WORK REQUIRED — Retype each of the entries below line for line, without changing anything, and leave the pictures out.

RECORDS FOR THIS TASK —
--- start ---

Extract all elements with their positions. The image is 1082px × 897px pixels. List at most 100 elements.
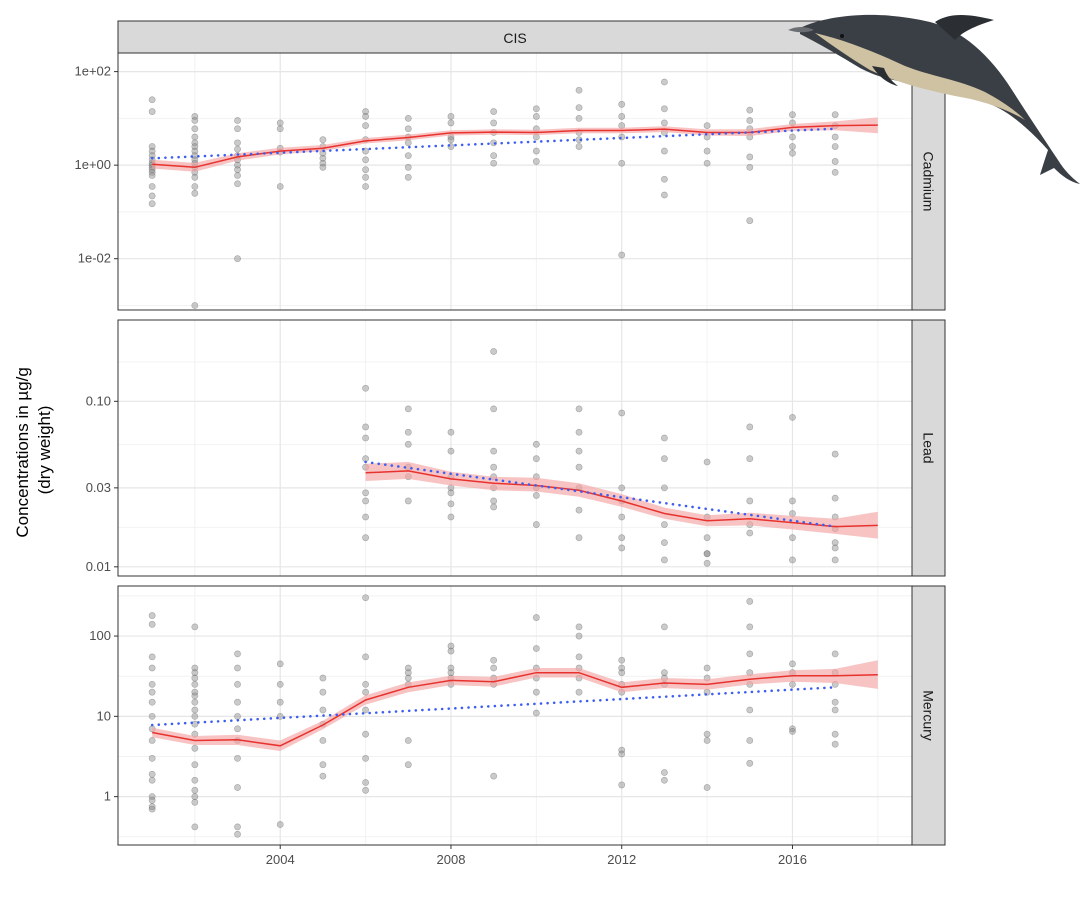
data-point — [447, 513, 455, 521]
data-point — [148, 200, 156, 208]
data-point — [148, 754, 156, 762]
data-point — [661, 521, 668, 528]
data-point — [362, 166, 369, 174]
data-point — [532, 645, 540, 652]
data-point — [447, 113, 455, 120]
data-point — [148, 108, 156, 115]
data-point — [191, 680, 199, 688]
data-point — [661, 175, 668, 183]
confidence-ribbon — [152, 660, 878, 751]
data-point — [191, 623, 199, 631]
data-point — [532, 688, 540, 696]
data-point — [661, 78, 668, 86]
data-point — [661, 119, 668, 127]
data-point — [148, 183, 156, 190]
data-point — [661, 623, 668, 631]
data-point — [703, 147, 711, 155]
data-point — [404, 428, 412, 436]
data-point — [191, 761, 199, 769]
data-point — [148, 172, 156, 179]
data-point — [362, 688, 369, 696]
data-point — [234, 680, 241, 688]
data-point — [191, 173, 199, 181]
data-point — [191, 183, 199, 190]
trend-line — [364, 460, 837, 528]
data-point — [276, 698, 284, 706]
data-point — [661, 455, 668, 463]
data-point — [404, 114, 412, 122]
y-tick-label: 0.10 — [86, 393, 111, 408]
data-point — [191, 776, 199, 784]
data-point — [447, 428, 455, 436]
data-point — [618, 656, 626, 664]
y-tick-label: 1e+02 — [74, 64, 111, 79]
x-tick-label: 2016 — [778, 852, 807, 867]
data-point — [191, 744, 199, 752]
data-point — [490, 405, 498, 413]
data-point — [746, 117, 754, 124]
data-point — [234, 117, 241, 124]
data-point — [191, 674, 199, 682]
data-point — [789, 510, 796, 517]
data-point — [618, 669, 626, 677]
data-point — [575, 428, 583, 436]
data-point — [362, 730, 369, 738]
data-point — [831, 698, 839, 706]
data-point — [618, 484, 626, 492]
data-point — [618, 534, 626, 542]
data-point — [789, 133, 796, 141]
data-point — [276, 821, 284, 828]
data-point — [831, 706, 839, 714]
data-point — [191, 706, 199, 714]
data-point — [148, 612, 156, 619]
y-tick-label: 0.01 — [86, 559, 111, 574]
data-point — [618, 664, 626, 672]
data-point — [490, 664, 498, 672]
data-point — [447, 669, 455, 677]
data-point — [831, 158, 839, 165]
facet-strip-cis-label: CIS — [503, 30, 526, 46]
data-point — [831, 556, 839, 564]
data-point — [746, 455, 754, 463]
data-point — [148, 688, 156, 696]
data-point — [618, 544, 626, 552]
data-point — [447, 642, 455, 650]
data-point — [575, 405, 583, 413]
data-point — [490, 159, 498, 167]
data-point — [532, 614, 540, 621]
data-point — [404, 497, 412, 505]
data-point — [618, 750, 626, 758]
data-point — [746, 650, 754, 658]
data-point — [831, 539, 839, 547]
data-point — [703, 458, 711, 466]
data-point — [148, 796, 156, 804]
dolphin-eye — [840, 34, 844, 38]
data-point — [362, 113, 369, 120]
data-point — [319, 674, 327, 682]
data-point — [703, 730, 711, 738]
data-point — [746, 153, 754, 161]
data-point — [191, 692, 199, 700]
data-point — [447, 136, 455, 144]
data-point — [191, 302, 199, 309]
data-point — [618, 251, 626, 259]
data-point — [191, 133, 199, 141]
data-point — [789, 725, 796, 733]
data-point — [831, 740, 839, 748]
data-point — [362, 173, 369, 181]
data-point — [831, 450, 839, 458]
data-point — [532, 440, 540, 448]
data-point — [789, 727, 796, 735]
data-point — [703, 559, 711, 567]
data-point — [618, 781, 626, 789]
data-point — [490, 108, 498, 115]
data-point — [618, 746, 626, 754]
data-point — [490, 447, 498, 455]
data-point — [618, 100, 626, 108]
data-point — [447, 489, 455, 497]
data-point — [661, 769, 668, 776]
data-point — [703, 737, 711, 744]
data-point — [703, 664, 711, 672]
data-point — [831, 111, 839, 119]
x-tick-label: 2008 — [437, 852, 466, 867]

--- end ---

RESULT OF THIS EXERCISE —
Extract all elements with their positions. The image is 1082px × 897px pixels. List at most 100 elements.
data-point — [447, 513, 455, 521]
data-point — [148, 200, 156, 208]
data-point — [148, 754, 156, 762]
data-point — [661, 521, 668, 528]
data-point — [362, 166, 369, 174]
data-point — [532, 645, 540, 652]
data-point — [447, 113, 455, 120]
data-point — [148, 108, 156, 115]
data-point — [191, 680, 199, 688]
data-point — [661, 175, 668, 183]
confidence-ribbon — [152, 660, 878, 751]
data-point — [191, 623, 199, 631]
data-point — [532, 688, 540, 696]
data-point — [661, 78, 668, 86]
data-point — [661, 119, 668, 127]
data-point — [148, 183, 156, 190]
data-point — [661, 623, 668, 631]
data-point — [703, 147, 711, 155]
data-point — [404, 428, 412, 436]
data-point — [191, 761, 199, 769]
data-point — [148, 172, 156, 179]
data-point — [362, 688, 369, 696]
data-point — [234, 680, 241, 688]
data-point — [191, 173, 199, 181]
data-point — [191, 183, 199, 190]
trend-line — [364, 460, 837, 528]
data-point — [276, 698, 284, 706]
data-point — [661, 455, 668, 463]
data-point — [404, 114, 412, 122]
y-tick-label: 0.10 — [86, 393, 111, 408]
data-point — [191, 776, 199, 784]
data-point — [447, 428, 455, 436]
data-point — [618, 656, 626, 664]
y-tick-label: 1e+02 — [74, 64, 111, 79]
x-tick-label: 2016 — [778, 852, 807, 867]
data-point — [191, 744, 199, 752]
data-point — [490, 405, 498, 413]
data-point — [746, 117, 754, 124]
data-point — [234, 117, 241, 124]
data-point — [191, 674, 199, 682]
data-point — [789, 510, 796, 517]
data-point — [618, 669, 626, 677]
data-point — [575, 428, 583, 436]
data-point — [362, 730, 369, 738]
data-point — [831, 698, 839, 706]
data-point — [618, 484, 626, 492]
data-point — [618, 534, 626, 542]
data-point — [789, 133, 796, 141]
data-point — [276, 821, 284, 828]
data-point — [831, 706, 839, 714]
data-point — [191, 706, 199, 714]
data-point — [148, 612, 156, 619]
y-tick-label: 0.01 — [86, 559, 111, 574]
data-point — [618, 664, 626, 672]
data-point — [490, 664, 498, 672]
data-point — [447, 669, 455, 677]
data-point — [831, 158, 839, 165]
facet-strip-cis-label: CIS — [503, 30, 526, 46]
data-point — [831, 556, 839, 564]
data-point — [746, 455, 754, 463]
data-point — [148, 688, 156, 696]
data-point — [618, 544, 626, 552]
data-point — [447, 642, 455, 650]
data-point — [575, 405, 583, 413]
data-point — [490, 159, 498, 167]
data-point — [532, 614, 540, 621]
data-point — [404, 497, 412, 505]
data-point — [618, 750, 626, 758]
data-point — [746, 650, 754, 658]
data-point — [831, 539, 839, 547]
data-point — [703, 458, 711, 466]
data-point — [148, 796, 156, 804]
dolphin-eye — [840, 34, 844, 38]
data-point — [362, 113, 369, 120]
data-point — [319, 674, 327, 682]
data-point — [703, 730, 711, 738]
data-point — [746, 153, 754, 161]
data-point — [191, 692, 199, 700]
data-point — [447, 136, 455, 144]
data-point — [191, 302, 199, 309]
data-point — [618, 251, 626, 259]
data-point — [191, 133, 199, 141]
data-point — [789, 725, 796, 733]
data-point — [831, 740, 839, 748]
data-point — [362, 173, 369, 181]
data-point — [831, 450, 839, 458]
data-point — [532, 440, 540, 448]
data-point — [789, 727, 796, 735]
data-point — [703, 559, 711, 567]
data-point — [618, 781, 626, 789]
data-point — [490, 108, 498, 115]
data-point — [618, 746, 626, 754]
data-point — [490, 447, 498, 455]
data-point — [618, 100, 626, 108]
data-point — [447, 489, 455, 497]
data-point — [661, 769, 668, 776]
data-point — [703, 737, 711, 744]
data-point — [703, 664, 711, 672]
data-point — [831, 111, 839, 119]
x-tick-label: 2008 — [437, 852, 466, 867]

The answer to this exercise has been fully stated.